(Task directions) The records underneath are to be repeated exactly, with the pictures left out.

**** Material for this exercise ****

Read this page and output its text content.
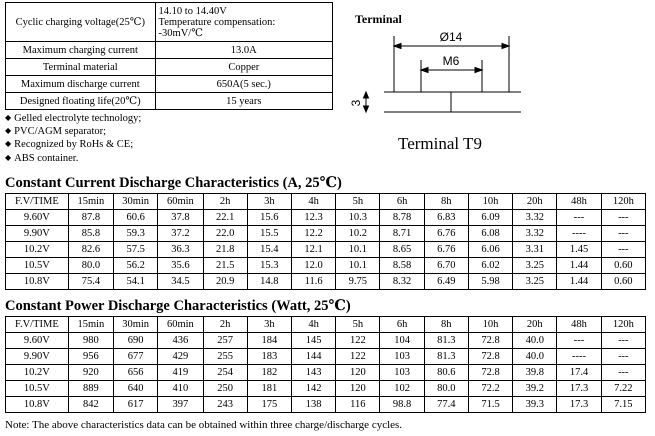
Cyclic charging voltage(25℃)	14.10 to 14.40V
Temperature compensation:
-30mV/℃

Maximum charging current	13.0A
Terminal material	Copper
Maximum discharge current	650A(5 sec.)
Designed floating life(20℃)	15 years
◆ Gelled electrolyte technology;
◆ PVC/AGM separator;
◆ Recognized by RoHs & CE;
◆ ABS container.
Terminal
Ø14
M6
3
Terminal T9
Constant Current Discharge Characteristics (A, 25℃)
F.V/TIME	15min	30min	60min	2h	3h	4h	5h	6h	8h	10h	20h	48h	120h
9.60V	87.8	60.6	37.8	22.1	15.6	12.3	10.3	8.78	6.83	6.09	3.32	---	---
9.90V	85.8	59.3	37.2	22.0	15.5	12.2	10.2	8.71	6.76	6.08	3.32	----	---
10.2V	82.6	57.5	36.3	21.8	15.4	12.1	10.1	8.65	6.76	6.06	3.31	1.45	---
10.5V	80.0	56.2	35.6	21.5	15.3	12.0	10.1	8.58	6.70	6.02	3.25	1.44	0.60
10.8V	75.4	54.1	34.5	20.9	14.8	11.6	9.75	8.32	6.49	5.98	3.25	1.44	0.60
Constant Power Discharge Characteristics (Watt, 25℃)
F.V/TIME	15min	30min	60min	2h	3h	4h	5h	6h	8h	10h	20h	48h	120h
9.60V	980	690	436	257	184	145	122	104	81.3	72.8	40.0	---	---
9.90V	956	677	429	255	183	144	122	103	81.3	72.8	40.0	----	---
10.2V	920	656	419	254	182	143	120	103	80.6	72.8	39.8	17.4	---
10.5V	889	640	410	250	181	142	120	102	80.0	72.2	39.2	17.3	7.22
10.8V	842	617	397	243	175	138	116	98.8	77.4	71.5	39.3	17.3	7.15

Note: The above characteristics data can be obtained within three charge/discharge cycles.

****

(Finished exercise)
Read this page and output its text content.
Cyclic charging voltage(25℃)	14.10 to 14.40V
Temperature compensation:
-30mV/℃

Maximum charging current	13.0A
Terminal material	Copper
Maximum discharge current	650A(5 sec.)
Designed floating life(20℃)	15 years
◆ Gelled electrolyte technology;
◆ PVC/AGM separator;
◆ Recognized by RoHs & CE;
◆ ABS container.
Terminal
Ø14
M6
3
Terminal T9
Constant Current Discharge Characteristics (A, 25℃)
F.V/TIME	15min	30min	60min	2h	3h	4h	5h	6h	8h	10h	20h	48h	120h
9.60V	87.8	60.6	37.8	22.1	15.6	12.3	10.3	8.78	6.83	6.09	3.32	---	---
9.90V	85.8	59.3	37.2	22.0	15.5	12.2	10.2	8.71	6.76	6.08	3.32	----	---
10.2V	82.6	57.5	36.3	21.8	15.4	12.1	10.1	8.65	6.76	6.06	3.31	1.45	---
10.5V	80.0	56.2	35.6	21.5	15.3	12.0	10.1	8.58	6.70	6.02	3.25	1.44	0.60
10.8V	75.4	54.1	34.5	20.9	14.8	11.6	9.75	8.32	6.49	5.98	3.25	1.44	0.60
Constant Power Discharge Characteristics (Watt, 25℃)
F.V/TIME	15min	30min	60min	2h	3h	4h	5h	6h	8h	10h	20h	48h	120h
9.60V	980	690	436	257	184	145	122	104	81.3	72.8	40.0	---	---
9.90V	956	677	429	255	183	144	122	103	81.3	72.8	40.0	----	---
10.2V	920	656	419	254	182	143	120	103	80.6	72.8	39.8	17.4	---
10.5V	889	640	410	250	181	142	120	102	80.0	72.2	39.2	17.3	7.22
10.8V	842	617	397	243	175	138	116	98.8	77.4	71.5	39.3	17.3	7.15

Note: The above characteristics data can be obtained within three charge/discharge cycles.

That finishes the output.